The records should be repeated word for word, pictures excluded.

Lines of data
================================

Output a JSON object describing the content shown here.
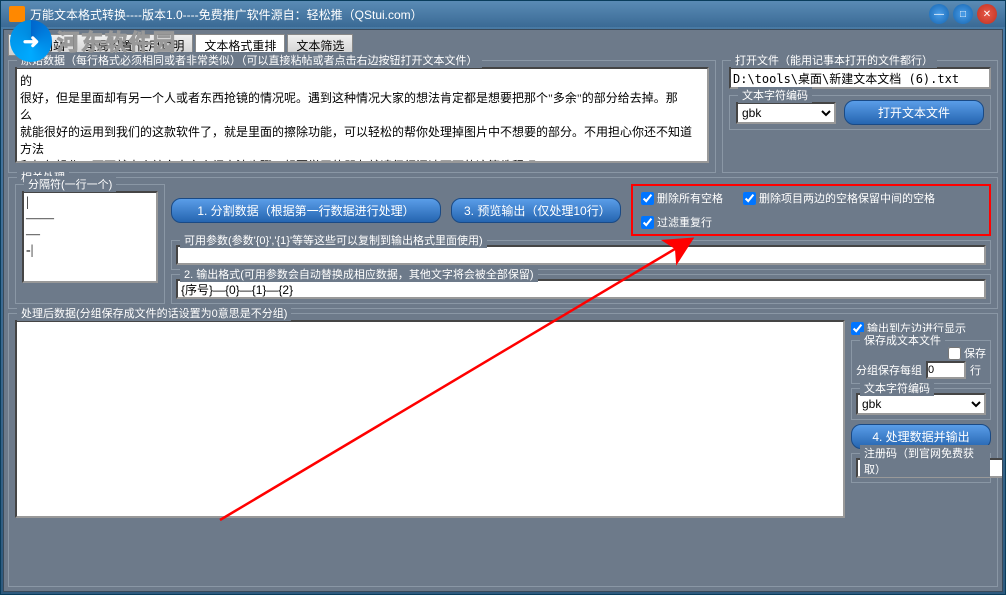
{
  "titlebar": {
    "title": "万能文本格式转换----版本1.0----免费推广软件源自：轻松推（QStui.com）"
  },
  "watermark": "河东软件园",
  "tabs": {
    "t1": "官方网站",
    "t2": "全局设置/使用说明",
    "t3": "文本格式重排",
    "t4": "文本筛选"
  },
  "raw": {
    "legend": "原始数据（每行格式必须相同或者非常类似）（可以直接粘帖或者点击右边按钮打开文本文件）",
    "text": "的\n很好，但是里面却有另一个人或者东西抢镜的情况呢。遇到这种情况大家的想法肯定都是想要把那个\"多余\"的部分给去掉。那\n么\n就能很好的运用到我们的这款软件了，就是里面的擦除功能，可以轻松的帮你处理掉图片中不想要的部分。不用担心你还不知道\n方法\n和如何操作，下面就由小编向大家介绍方法步骤。想要学习的朋友就请仔细阅读下面的这篇教程吧。"
  },
  "openfile": {
    "legend": "打开文件（能用记事本打开的文件都行）",
    "path": "D:\\tools\\桌面\\新建文本文档 (6).txt",
    "enc_legend": "文本字符编码",
    "encoding": "gbk",
    "btn": "打开文本文件"
  },
  "related": {
    "legend": "相关处理",
    "delim_legend": "分隔符(一行一个)",
    "delim": "|\n——\n—\n-|",
    "btn_split": "1. 分割数据（根据第一行数据进行处理）",
    "btn_preview": "3. 预览输出（仅处理10行）",
    "chk_trim_all": "删除所有空格",
    "chk_trim_sides": "删除项目两边的空格保留中间的空格",
    "chk_dedup": "过滤重复行",
    "params_legend": "可用参数(参数'{0}','{1}'等等这些可以复制到输出格式里面使用)",
    "params": "",
    "outfmt_legend": "2. 输出格式(可用参数会自动替换成相应数据，其他文字将会被全部保留)",
    "outfmt": "{序号}—{0}—{1}—{2}"
  },
  "processed": {
    "legend": "处理后数据(分组保存成文件的话设置为0意思是不分组)",
    "output": "",
    "chk_left": "输出到左边进行显示",
    "save_legend": "保存成文本文件",
    "save_chk": "保存",
    "group_label_a": "分组保存每组",
    "group_val": "0",
    "group_label_b": "行",
    "enc_legend": "文本字符编码",
    "encoding": "gbk",
    "btn_process": "4. 处理数据并输出",
    "reg_legend": "注册码（到官网免费获取）"
  }
}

================================

:: Written solution ::
Output a JSON object describing the content shown here.
{
  "titlebar": {
    "title": "万能文本格式转换----版本1.0----免费推广软件源自：轻松推（QStui.com）"
  },
  "watermark": "河东软件园",
  "tabs": {
    "t1": "官方网站",
    "t2": "全局设置/使用说明",
    "t3": "文本格式重排",
    "t4": "文本筛选"
  },
  "raw": {
    "legend": "原始数据（每行格式必须相同或者非常类似）（可以直接粘帖或者点击右边按钮打开文本文件）",
    "text": "的\n很好，但是里面却有另一个人或者东西抢镜的情况呢。遇到这种情况大家的想法肯定都是想要把那个\"多余\"的部分给去掉。那\n么\n就能很好的运用到我们的这款软件了，就是里面的擦除功能，可以轻松的帮你处理掉图片中不想要的部分。不用担心你还不知道\n方法\n和如何操作，下面就由小编向大家介绍方法步骤。想要学习的朋友就请仔细阅读下面的这篇教程吧。"
  },
  "openfile": {
    "legend": "打开文件（能用记事本打开的文件都行）",
    "path": "D:\\tools\\桌面\\新建文本文档 (6).txt",
    "enc_legend": "文本字符编码",
    "encoding": "gbk",
    "btn": "打开文本文件"
  },
  "related": {
    "legend": "相关处理",
    "delim_legend": "分隔符(一行一个)",
    "delim": "|\n——\n—\n-|",
    "btn_split": "1. 分割数据（根据第一行数据进行处理）",
    "btn_preview": "3. 预览输出（仅处理10行）",
    "chk_trim_all": "删除所有空格",
    "chk_trim_sides": "删除项目两边的空格保留中间的空格",
    "chk_dedup": "过滤重复行",
    "params_legend": "可用参数(参数'{0}','{1}'等等这些可以复制到输出格式里面使用)",
    "params": "",
    "outfmt_legend": "2. 输出格式(可用参数会自动替换成相应数据，其他文字将会被全部保留)",
    "outfmt": "{序号}—{0}—{1}—{2}"
  },
  "processed": {
    "legend": "处理后数据(分组保存成文件的话设置为0意思是不分组)",
    "output": "",
    "chk_left": "输出到左边进行显示",
    "save_legend": "保存成文本文件",
    "save_chk": "保存",
    "group_label_a": "分组保存每组",
    "group_val": "0",
    "group_label_b": "行",
    "enc_legend": "文本字符编码",
    "encoding": "gbk",
    "btn_process": "4. 处理数据并输出",
    "reg_legend": "注册码（到官网免费获取）"
  }
}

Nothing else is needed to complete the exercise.